**WORK TO DO**: Read the records below and copy each line that contains "невстановленому".

**RAW RECORDS**:
..........

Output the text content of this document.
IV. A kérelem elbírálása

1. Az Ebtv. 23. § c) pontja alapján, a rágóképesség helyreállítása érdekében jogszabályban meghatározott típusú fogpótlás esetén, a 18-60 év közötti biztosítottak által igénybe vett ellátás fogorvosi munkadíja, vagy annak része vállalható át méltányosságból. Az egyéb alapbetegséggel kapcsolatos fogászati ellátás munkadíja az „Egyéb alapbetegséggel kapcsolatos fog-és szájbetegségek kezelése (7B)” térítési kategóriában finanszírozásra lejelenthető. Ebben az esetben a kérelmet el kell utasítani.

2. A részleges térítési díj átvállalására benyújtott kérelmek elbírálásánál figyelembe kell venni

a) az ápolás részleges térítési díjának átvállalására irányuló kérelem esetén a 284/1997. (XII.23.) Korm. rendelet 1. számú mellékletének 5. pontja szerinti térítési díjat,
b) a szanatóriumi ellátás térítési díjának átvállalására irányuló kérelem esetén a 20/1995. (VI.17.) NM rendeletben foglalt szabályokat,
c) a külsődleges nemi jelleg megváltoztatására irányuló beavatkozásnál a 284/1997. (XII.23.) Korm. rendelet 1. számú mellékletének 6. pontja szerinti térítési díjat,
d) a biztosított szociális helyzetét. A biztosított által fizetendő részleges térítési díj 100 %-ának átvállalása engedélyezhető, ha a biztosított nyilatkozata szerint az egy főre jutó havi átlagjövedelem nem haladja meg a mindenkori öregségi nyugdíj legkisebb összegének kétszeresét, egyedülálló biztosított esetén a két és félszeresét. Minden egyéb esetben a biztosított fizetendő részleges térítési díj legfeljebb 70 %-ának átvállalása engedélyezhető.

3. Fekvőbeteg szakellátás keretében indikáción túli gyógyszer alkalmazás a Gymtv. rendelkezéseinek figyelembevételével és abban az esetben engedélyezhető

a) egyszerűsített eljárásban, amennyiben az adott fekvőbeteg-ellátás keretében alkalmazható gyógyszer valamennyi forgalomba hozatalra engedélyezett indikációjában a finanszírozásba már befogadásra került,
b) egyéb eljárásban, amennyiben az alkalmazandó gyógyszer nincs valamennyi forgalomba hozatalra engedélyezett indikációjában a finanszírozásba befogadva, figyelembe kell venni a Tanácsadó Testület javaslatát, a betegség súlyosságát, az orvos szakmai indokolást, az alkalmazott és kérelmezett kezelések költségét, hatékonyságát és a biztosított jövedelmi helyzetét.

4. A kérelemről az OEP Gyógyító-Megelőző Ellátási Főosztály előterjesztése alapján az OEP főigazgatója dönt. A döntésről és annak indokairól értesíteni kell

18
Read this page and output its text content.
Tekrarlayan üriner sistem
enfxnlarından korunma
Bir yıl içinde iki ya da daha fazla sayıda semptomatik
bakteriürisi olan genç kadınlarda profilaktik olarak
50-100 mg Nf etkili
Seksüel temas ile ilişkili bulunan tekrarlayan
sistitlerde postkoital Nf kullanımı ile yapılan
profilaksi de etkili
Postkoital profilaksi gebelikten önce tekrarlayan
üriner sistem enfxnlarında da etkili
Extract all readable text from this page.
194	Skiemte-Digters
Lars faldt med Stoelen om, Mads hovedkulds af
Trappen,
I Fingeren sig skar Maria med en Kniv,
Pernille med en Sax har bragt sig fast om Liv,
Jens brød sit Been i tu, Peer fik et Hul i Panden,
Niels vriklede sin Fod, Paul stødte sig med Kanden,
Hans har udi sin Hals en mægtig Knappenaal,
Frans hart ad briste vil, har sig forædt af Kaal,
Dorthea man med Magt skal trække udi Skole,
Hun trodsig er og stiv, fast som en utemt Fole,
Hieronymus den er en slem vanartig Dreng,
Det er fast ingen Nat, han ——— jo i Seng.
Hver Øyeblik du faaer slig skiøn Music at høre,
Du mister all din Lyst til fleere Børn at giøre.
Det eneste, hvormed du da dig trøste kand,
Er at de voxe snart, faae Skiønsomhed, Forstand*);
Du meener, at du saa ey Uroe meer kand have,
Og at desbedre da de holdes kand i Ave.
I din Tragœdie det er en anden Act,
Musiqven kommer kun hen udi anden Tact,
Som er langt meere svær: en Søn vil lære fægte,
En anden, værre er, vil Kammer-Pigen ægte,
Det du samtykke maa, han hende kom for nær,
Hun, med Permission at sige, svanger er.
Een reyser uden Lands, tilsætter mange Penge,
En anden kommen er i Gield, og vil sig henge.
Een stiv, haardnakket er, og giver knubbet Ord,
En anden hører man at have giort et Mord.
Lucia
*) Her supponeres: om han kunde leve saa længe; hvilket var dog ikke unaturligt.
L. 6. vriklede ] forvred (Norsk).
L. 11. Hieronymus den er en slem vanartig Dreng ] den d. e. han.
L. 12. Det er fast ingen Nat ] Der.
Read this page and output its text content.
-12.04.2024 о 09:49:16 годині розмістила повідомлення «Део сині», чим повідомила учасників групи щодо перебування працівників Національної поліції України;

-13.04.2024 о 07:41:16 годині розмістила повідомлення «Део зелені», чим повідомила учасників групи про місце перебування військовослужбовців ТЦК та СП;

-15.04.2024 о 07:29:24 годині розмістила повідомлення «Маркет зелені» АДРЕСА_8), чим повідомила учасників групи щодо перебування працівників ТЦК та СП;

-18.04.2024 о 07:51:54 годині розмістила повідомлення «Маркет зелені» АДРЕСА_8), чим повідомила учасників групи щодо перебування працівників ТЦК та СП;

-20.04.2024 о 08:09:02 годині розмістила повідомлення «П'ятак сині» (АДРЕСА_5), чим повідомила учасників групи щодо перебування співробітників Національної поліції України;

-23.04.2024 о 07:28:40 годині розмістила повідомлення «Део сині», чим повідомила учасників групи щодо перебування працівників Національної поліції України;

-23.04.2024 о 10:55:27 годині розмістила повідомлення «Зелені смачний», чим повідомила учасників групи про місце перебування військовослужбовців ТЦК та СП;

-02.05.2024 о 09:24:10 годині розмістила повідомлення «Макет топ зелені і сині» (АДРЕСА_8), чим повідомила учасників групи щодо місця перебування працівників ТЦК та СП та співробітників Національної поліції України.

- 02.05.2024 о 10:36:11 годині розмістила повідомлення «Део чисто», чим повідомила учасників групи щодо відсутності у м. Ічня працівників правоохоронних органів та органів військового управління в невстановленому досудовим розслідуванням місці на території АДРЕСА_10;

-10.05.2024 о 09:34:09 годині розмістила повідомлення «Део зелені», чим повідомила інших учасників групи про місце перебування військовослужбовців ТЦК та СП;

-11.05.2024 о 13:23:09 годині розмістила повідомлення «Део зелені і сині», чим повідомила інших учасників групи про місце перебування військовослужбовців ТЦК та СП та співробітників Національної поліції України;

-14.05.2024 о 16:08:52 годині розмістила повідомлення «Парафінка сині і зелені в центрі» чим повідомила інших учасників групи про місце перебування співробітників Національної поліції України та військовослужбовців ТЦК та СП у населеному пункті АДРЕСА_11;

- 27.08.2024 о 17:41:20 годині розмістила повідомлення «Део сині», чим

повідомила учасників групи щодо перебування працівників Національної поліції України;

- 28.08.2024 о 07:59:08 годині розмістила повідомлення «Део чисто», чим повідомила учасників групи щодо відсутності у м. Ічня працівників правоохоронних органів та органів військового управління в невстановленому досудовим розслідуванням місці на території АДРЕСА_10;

..........

**RESPONSE FOR THIS EXERCISE**:
- 02.05.2024 о 10:36:11 годині розмістила повідомлення «Део чисто», чим повідомила учасників групи щодо відсутності у м. Ічня працівників правоохоронних органів та органів військового управління в невстановленому досудовим розслідуванням місці на території АДРЕСА_10;
- 28.08.2024 о 07:59:08 годині розмістила повідомлення «Део чисто», чим повідомила учасників групи щодо відсутності у м. Ічня працівників правоохоронних органів та органів військового управління в невстановленому досудовим розслідуванням місці на території АДРЕСА_10;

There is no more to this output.